Given instruction 1
Pick out each line of the listing below that contains the string "answer", and copy those lines. Case counts.

Passage shown
This repository was made for my Master's Thesis "Stochastic Variational Inference for Structured Additive Distributional Regression in Peak-over-Threshold Extreme Value Modeling".
Methodological comparative study between a computationally intensive, asymptotically exact method (NUTS MCMC Sampling) and a computationally fast yet approximate method (Stochastic Variational Inference) for Bayesian parameter estimation/posterior estimation in semi-parametric regression models (Structured Additive Distributional Regression) that account for distributional parameters beyond the mean. The methods are applied in the context of statistical modelling of extreme-value data defined by threshold exceedances (Peak-over-Threshold). The Stochastic Variational Inference and the model architecture were implemented independently using the Python library JAX, which provides automatic differentiation and GPU-accelerated numerical computations.
Methodisch vergleichende Arbeit zwischen einer rechenintensiven, asymptotisch exakten Methode (NUTS MCMC Sampling) und einer recheneffizienten, jedoch approximativen Methode (Stochastic Variational Inference) zur bayes’schen Parameterschätzung/Posteriorschätzung in semi-parametrischen Regressionsmodellen (Structured Additive Distributional Regression), welche neben dem Mittelwert weitere Verteilungsparameter berücksichtigen. Die Verfahren werden im Kontext der statistischen Modellierung von Extremwertdaten angewandt, welche durch Schwellenüberschreitungen definiert sind (Peak-over-Threshold). Die Implementierung der Stochastic Variational Inference sowie der Modellarchitektur erfolgte eigenständig mittels der Python-Bibliothek JAX, welche automatische Differentiation sowie GPU-beschleunigte numerische Berechnungen ermöglicht.

Part of a data file
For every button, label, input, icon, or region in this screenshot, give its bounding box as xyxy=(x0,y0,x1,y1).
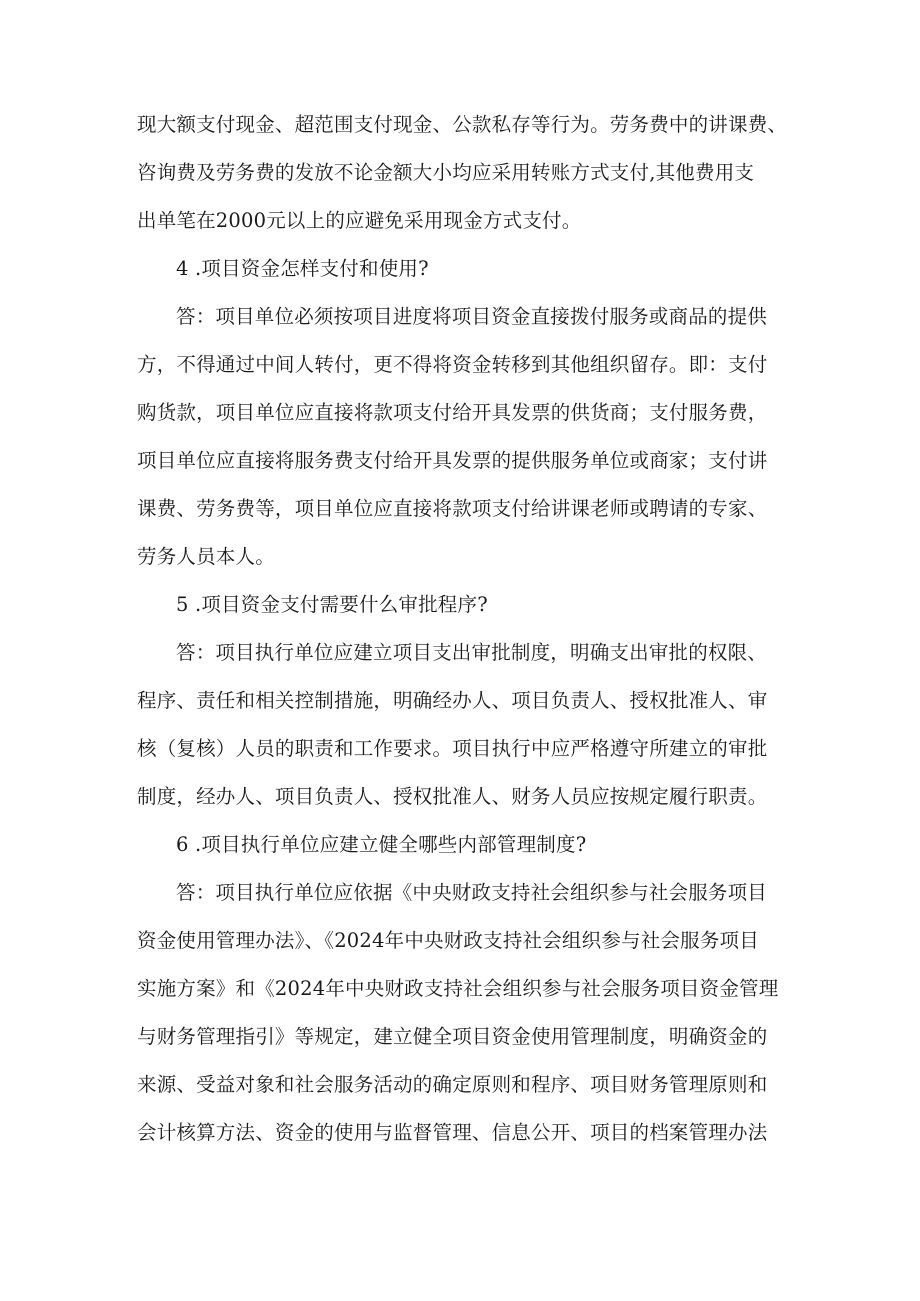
paragraph-line: 现大额支付现金、超范围支付现金、公款私存等行为。劳务费中的讲课费、 xyxy=(137,113,788,136)
paragraph-line: 方，不得通过中间人转付，更不得将资金转移到其他组织留存。即：支付 xyxy=(137,353,768,376)
paragraph-line: 课费、劳务费等，项目单位应直接将款项支付给讲课老师或聘请的专家、 xyxy=(137,497,768,520)
question-heading: 6 .项目执行单位应建立健全哪些内部管理制度? xyxy=(176,833,587,856)
paragraph-line: 出单笔在2000元以上的应避免采用现金方式支付。 xyxy=(137,209,582,232)
paragraph-line: 购货款，项目单位应直接将款项支付给开具发票的供货商；支付服务费， xyxy=(137,401,768,424)
paragraph-line: 核（复核）人员的职责和工作要求。项目执行中应严格遵守所建立的审批 xyxy=(137,737,768,760)
paragraph-line: 会计核算方法、资金的使用与监督管理、信息公开、项目的档案管理办法 xyxy=(137,1121,768,1144)
paragraph-line: 咨询费及劳务费的发放不论金额大小均应采用转账方式支付,其他费用支 xyxy=(137,161,755,184)
paragraph-line: 项目单位应直接将服务费支付给开具发票的提供服务单位或商家；支付讲 xyxy=(137,449,768,472)
paragraph-line: 实施方案》和《2024年中央财政支持社会组织参与社会服务项目资金管理 xyxy=(137,977,779,1000)
paragraph-line: 劳务人员本人。 xyxy=(137,545,275,568)
paragraph-line: 与财务管理指引》等规定，建立健全项目资金使用管理制度，明确资金的 xyxy=(137,1025,768,1048)
paragraph-line: 程序、责任和相关控制措施，明确经办人、项目负责人、授权批准人、审 xyxy=(137,689,768,712)
paragraph-line: 资金使用管理办法》、《2024年中央财政支持社会组织参与社会服务项目 xyxy=(137,929,759,952)
paragraph-line: 来源、受益对象和社会服务活动的确定原则和程序、项目财务管理原则和 xyxy=(137,1073,768,1096)
paragraph-line: 制度，经办人、项目负责人、授权批准人、财务人员应按规定履行职责。 xyxy=(137,785,768,808)
answer-line: 答：项目执行单位应建立项目支出审批制度，明确支出审批的权限、 xyxy=(176,641,768,664)
question-heading: 5 .项目资金支付需要什么审批程序? xyxy=(176,593,488,616)
answer-line: 答：项目执行单位应依据《中央财政支持社会组织参与社会服务项目 xyxy=(176,881,768,904)
question-heading: 4 .项目资金怎样支付和使用? xyxy=(176,257,429,280)
answer-line: 答：项目单位必须按项目进度将项目资金直接拨付服务或商品的提供 xyxy=(176,305,768,328)
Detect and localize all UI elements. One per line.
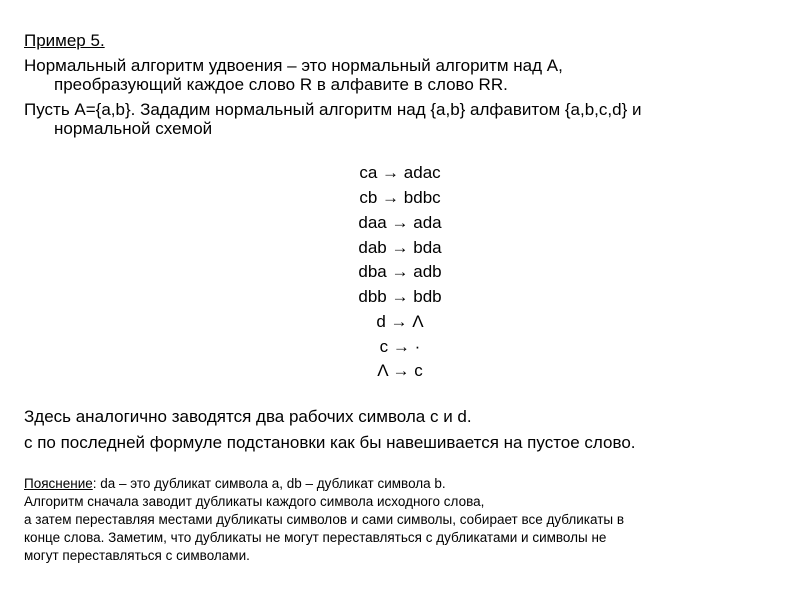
rule-lhs: daa	[358, 213, 387, 232]
right-arrow-icon: →	[392, 361, 415, 380]
right-arrow-icon: →	[391, 262, 414, 281]
rule-row	[0, 286, 800, 308]
rule-rhs: ada	[413, 213, 442, 232]
explanation-line-5: могут переставляться с символами.	[24, 548, 250, 563]
explanation-line-3: а затем переставляя местами дубликаты символов и сами символы, собирает все дубликаты в	[24, 512, 625, 527]
rule-row	[0, 237, 800, 259]
explanation-line-1-text: : da – это дубликат символа a, db – дубликат символа b.	[92, 476, 446, 491]
right-arrow-icon: →	[391, 238, 414, 257]
rule-lhs: ca	[359, 163, 378, 182]
right-arrow-icon: →	[382, 188, 404, 207]
empty-word-note: c по последней формуле подстановки как бы навешивается на пустое слово.	[24, 433, 636, 452]
rule-row	[0, 311, 800, 333]
rule-rhs: bda	[413, 238, 442, 257]
rule-row	[0, 212, 800, 234]
setup-paragraph	[24, 100, 764, 138]
explanation-line-4: конце слова. Заметим, что дубликаты не могут переставляться с дубликатами и символы не	[24, 530, 607, 545]
right-arrow-icon: →	[390, 312, 413, 331]
rule-rhs: c	[414, 361, 423, 380]
working-symbols-note: Здесь аналогично заводятся два рабочих символа c и d.	[24, 407, 472, 426]
definition-paragraph	[24, 56, 764, 94]
explanation-block	[24, 475, 784, 565]
rule-row	[0, 360, 800, 382]
setup-line-1: Пусть A={a,b}. Зададим нормальный алгоритм над {a,b} алфавитом {a,b,c,d} и	[24, 100, 642, 119]
explanation-label: Пояснение	[24, 476, 93, 491]
rule-lhs: Λ	[377, 361, 388, 380]
rule-row	[0, 187, 800, 209]
explanation-line-1	[24, 475, 784, 493]
right-arrow-icon: →	[391, 287, 414, 306]
definition-line-2: преобразующий каждое слово R в алфавите в слово RR.	[54, 75, 508, 94]
rule-rhs: adac	[403, 163, 441, 182]
rule-lhs: c	[379, 337, 389, 356]
rule-lhs: dab	[358, 238, 387, 257]
definition-line-1: Нормальный алгоритм удвоения – это нормальный алгоритм над A,	[24, 56, 563, 75]
rule-row	[0, 336, 800, 358]
rule-rhs: bdb	[413, 287, 442, 306]
rule-rhs: ·	[414, 337, 421, 356]
rule-rhs: bdbc	[403, 188, 441, 207]
right-arrow-icon: →	[392, 337, 415, 356]
example-title: Пример 5.	[24, 31, 105, 50]
right-arrow-icon: →	[382, 163, 404, 182]
rule-lhs: dbb	[358, 287, 387, 306]
rule-row	[0, 162, 800, 184]
rule-row	[0, 261, 800, 283]
rule-lhs: dba	[358, 262, 387, 281]
right-arrow-icon: →	[391, 213, 414, 232]
rule-rhs: adb	[413, 262, 442, 281]
explanation-line-2: Алгоритм сначала заводит дубликаты каждого символа исходного слова,	[24, 494, 485, 509]
rule-rhs: Λ	[412, 312, 424, 331]
setup-line-2: нормальной схемой	[54, 119, 213, 138]
rule-lhs: cb	[359, 188, 378, 207]
rule-lhs: d	[376, 312, 386, 331]
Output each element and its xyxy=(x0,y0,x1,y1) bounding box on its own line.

Given instruction 2
In the thesis description above, which Python library was used to implement the Stochastic Variational Inference and the model architecture?

Task result 1
answer-line: 答：项目执行单位应建立项目支出审批制度，明确支出审批的权限、 xyxy=(176,641,768,664)
answer-line: 答：项目执行单位应依据《中央财政支持社会组织参与社会服务项目 xyxy=(176,881,768,904)
answer-line: 答：项目单位必须按项目进度将项目资金直接拨付服务或商品的提供 xyxy=(176,305,768,328)

Task result 2
JAX.